*** Data section
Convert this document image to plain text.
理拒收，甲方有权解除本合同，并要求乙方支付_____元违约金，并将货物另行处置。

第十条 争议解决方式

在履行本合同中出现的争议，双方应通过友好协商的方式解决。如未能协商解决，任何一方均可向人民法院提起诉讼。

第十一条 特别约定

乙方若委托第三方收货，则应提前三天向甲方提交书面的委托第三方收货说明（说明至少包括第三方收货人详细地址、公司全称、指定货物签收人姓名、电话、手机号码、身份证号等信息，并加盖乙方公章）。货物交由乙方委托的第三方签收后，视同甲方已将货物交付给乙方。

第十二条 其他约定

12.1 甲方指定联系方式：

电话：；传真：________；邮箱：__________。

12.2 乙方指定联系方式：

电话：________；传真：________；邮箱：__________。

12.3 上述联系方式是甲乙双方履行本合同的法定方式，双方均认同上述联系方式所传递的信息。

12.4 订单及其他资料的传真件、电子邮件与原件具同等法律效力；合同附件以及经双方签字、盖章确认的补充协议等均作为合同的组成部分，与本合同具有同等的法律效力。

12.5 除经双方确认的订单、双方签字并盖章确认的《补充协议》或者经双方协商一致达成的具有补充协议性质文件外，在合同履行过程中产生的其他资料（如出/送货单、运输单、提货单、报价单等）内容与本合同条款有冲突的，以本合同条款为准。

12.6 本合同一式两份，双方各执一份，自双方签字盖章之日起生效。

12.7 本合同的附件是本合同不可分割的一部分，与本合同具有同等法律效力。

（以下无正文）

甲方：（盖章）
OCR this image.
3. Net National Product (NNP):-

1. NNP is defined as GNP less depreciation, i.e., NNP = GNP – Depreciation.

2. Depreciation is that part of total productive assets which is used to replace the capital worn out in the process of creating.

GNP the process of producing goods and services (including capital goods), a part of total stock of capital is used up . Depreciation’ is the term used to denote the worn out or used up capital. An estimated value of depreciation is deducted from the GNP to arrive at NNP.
******
Task description → Transcribe the material exactly as it reads.

Reply to the task →
Convert this document image to plain text.
理拒收，甲方有权解除本合同，并要求乙方支付_____元违约金，并将货物另行处置。

第十条 争议解决方式

在履行本合同中出现的争议，双方应通过友好协商的方式解决。如未能协商解决，任何一方均可向人民法院提起诉讼。

第十一条 特别约定

乙方若委托第三方收货，则应提前三天向甲方提交书面的委托第三方收货说明（说明至少包括第三方收货人详细地址、公司全称、指定货物签收人姓名、电话、手机号码、身份证号等信息，并加盖乙方公章）。货物交由乙方委托的第三方签收后，视同甲方已将货物交付给乙方。

第十二条 其他约定

12.1 甲方指定联系方式：

电话：；传真：________；邮箱：__________。

12.2 乙方指定联系方式：

电话：________；传真：________；邮箱：__________。

12.3 上述联系方式是甲乙双方履行本合同的法定方式，双方均认同上述联系方式所传递的信息。

12.4 订单及其他资料的传真件、电子邮件与原件具同等法律效力；合同附件以及经双方签字、盖章确认的补充协议等均作为合同的组成部分，与本合同具有同等的法律效力。

12.5 除经双方确认的订单、双方签字并盖章确认的《补充协议》或者经双方协商一致达成的具有补充协议性质文件外，在合同履行过程中产生的其他资料（如出/送货单、运输单、提货单、报价单等）内容与本合同条款有冲突的，以本合同条款为准。

12.6 本合同一式两份，双方各执一份，自双方签字盖章之日起生效。

12.7 本合同的附件是本合同不可分割的一部分，与本合同具有同等法律效力。

（以下无正文）

甲方：（盖章）
OCR this image.
3. Net National Product (NNP):-

1. NNP is defined as GNP less depreciation, i.e., NNP = GNP – Depreciation.

2. Depreciation is that part of total productive assets which is used to replace the capital worn out in the process of creating.

GNP the process of producing goods and services (including capital goods), a part of total stock of capital is used up . Depreciation’ is the term used to denote the worn out or used up capital. An estimated value of depreciation is deducted from the GNP to arrive at NNP.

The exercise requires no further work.